* **Direction**
Repeat every record below exactly as written.

* **Data to use**
○ ○ ○

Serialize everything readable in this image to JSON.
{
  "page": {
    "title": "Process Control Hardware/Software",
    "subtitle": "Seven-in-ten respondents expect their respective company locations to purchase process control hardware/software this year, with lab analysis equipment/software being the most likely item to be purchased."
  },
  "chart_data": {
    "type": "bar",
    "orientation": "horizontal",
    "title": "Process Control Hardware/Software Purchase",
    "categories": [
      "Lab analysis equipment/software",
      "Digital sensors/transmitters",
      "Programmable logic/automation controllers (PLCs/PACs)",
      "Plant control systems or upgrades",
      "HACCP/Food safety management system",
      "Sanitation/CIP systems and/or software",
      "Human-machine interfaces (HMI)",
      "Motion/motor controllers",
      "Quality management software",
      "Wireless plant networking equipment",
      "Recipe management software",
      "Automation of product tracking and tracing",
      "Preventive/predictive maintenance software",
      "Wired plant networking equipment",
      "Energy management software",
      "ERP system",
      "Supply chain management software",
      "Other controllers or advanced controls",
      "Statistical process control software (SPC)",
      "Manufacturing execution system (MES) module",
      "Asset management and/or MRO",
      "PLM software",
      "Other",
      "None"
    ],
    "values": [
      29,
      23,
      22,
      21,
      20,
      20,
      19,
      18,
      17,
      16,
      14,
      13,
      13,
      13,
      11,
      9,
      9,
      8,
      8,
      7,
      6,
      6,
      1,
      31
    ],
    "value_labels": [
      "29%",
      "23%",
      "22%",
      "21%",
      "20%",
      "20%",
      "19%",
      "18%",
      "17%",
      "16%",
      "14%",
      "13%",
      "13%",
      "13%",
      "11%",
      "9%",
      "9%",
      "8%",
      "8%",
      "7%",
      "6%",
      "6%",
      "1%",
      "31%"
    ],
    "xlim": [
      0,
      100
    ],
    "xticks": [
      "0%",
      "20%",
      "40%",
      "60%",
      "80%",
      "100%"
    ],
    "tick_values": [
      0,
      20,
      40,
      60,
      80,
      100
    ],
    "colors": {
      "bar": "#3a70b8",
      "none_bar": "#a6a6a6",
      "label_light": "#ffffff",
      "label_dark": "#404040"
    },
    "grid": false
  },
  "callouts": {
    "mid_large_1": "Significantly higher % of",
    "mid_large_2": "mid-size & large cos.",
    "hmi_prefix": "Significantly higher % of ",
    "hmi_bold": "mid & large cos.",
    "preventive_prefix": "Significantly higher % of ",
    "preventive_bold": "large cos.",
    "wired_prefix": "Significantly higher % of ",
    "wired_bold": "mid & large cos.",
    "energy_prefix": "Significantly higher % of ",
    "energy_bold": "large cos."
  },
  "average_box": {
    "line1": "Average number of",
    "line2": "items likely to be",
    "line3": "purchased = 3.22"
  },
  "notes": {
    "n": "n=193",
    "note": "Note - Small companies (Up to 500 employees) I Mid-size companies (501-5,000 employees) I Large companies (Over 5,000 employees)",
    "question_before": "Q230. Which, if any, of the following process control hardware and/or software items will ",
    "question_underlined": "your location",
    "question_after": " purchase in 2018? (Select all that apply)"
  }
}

○ ○ ○

* **Solution for this problem**
Serialize everything readable in this image to JSON.
{
  "page": {
    "title": "Process Control Hardware/Software",
    "subtitle": "Seven-in-ten respondents expect their respective company locations to purchase process control hardware/software this year, with lab analysis equipment/software being the most likely item to be purchased."
  },
  "chart_data": {
    "type": "bar",
    "orientation": "horizontal",
    "title": "Process Control Hardware/Software Purchase",
    "categories": [
      "Lab analysis equipment/software",
      "Digital sensors/transmitters",
      "Programmable logic/automation controllers (PLCs/PACs)",
      "Plant control systems or upgrades",
      "HACCP/Food safety management system",
      "Sanitation/CIP systems and/or software",
      "Human-machine interfaces (HMI)",
      "Motion/motor controllers",
      "Quality management software",
      "Wireless plant networking equipment",
      "Recipe management software",
      "Automation of product tracking and tracing",
      "Preventive/predictive maintenance software",
      "Wired plant networking equipment",
      "Energy management software",
      "ERP system",
      "Supply chain management software",
      "Other controllers or advanced controls",
      "Statistical process control software (SPC)",
      "Manufacturing execution system (MES) module",
      "Asset management and/or MRO",
      "PLM software",
      "Other",
      "None"
    ],
    "values": [
      29,
      23,
      22,
      21,
      20,
      20,
      19,
      18,
      17,
      16,
      14,
      13,
      13,
      13,
      11,
      9,
      9,
      8,
      8,
      7,
      6,
      6,
      1,
      31
    ],
    "value_labels": [
      "29%",
      "23%",
      "22%",
      "21%",
      "20%",
      "20%",
      "19%",
      "18%",
      "17%",
      "16%",
      "14%",
      "13%",
      "13%",
      "13%",
      "11%",
      "9%",
      "9%",
      "8%",
      "8%",
      "7%",
      "6%",
      "6%",
      "1%",
      "31%"
    ],
    "xlim": [
      0,
      100
    ],
    "xticks": [
      "0%",
      "20%",
      "40%",
      "60%",
      "80%",
      "100%"
    ],
    "tick_values": [
      0,
      20,
      40,
      60,
      80,
      100
    ],
    "colors": {
      "bar": "#3a70b8",
      "none_bar": "#a6a6a6",
      "label_light": "#ffffff",
      "label_dark": "#404040"
    },
    "grid": false
  },
  "callouts": {
    "mid_large_1": "Significantly higher % of",
    "mid_large_2": "mid-size & large cos.",
    "hmi_prefix": "Significantly higher % of ",
    "hmi_bold": "mid & large cos.",
    "preventive_prefix": "Significantly higher % of ",
    "preventive_bold": "large cos.",
    "wired_prefix": "Significantly higher % of ",
    "wired_bold": "mid & large cos.",
    "energy_prefix": "Significantly higher % of ",
    "energy_bold": "large cos."
  },
  "average_box": {
    "line1": "Average number of",
    "line2": "items likely to be",
    "line3": "purchased = 3.22"
  },
  "notes": {
    "n": "n=193",
    "note": "Note - Small companies (Up to 500 employees) I Mid-size companies (501-5,000 employees) I Large companies (Over 5,000 employees)",
    "question_before": "Q230. Which, if any, of the following process control hardware and/or software items will ",
    "question_underlined": "your location",
    "question_after": " purchase in 2018? (Select all that apply)"
  }
}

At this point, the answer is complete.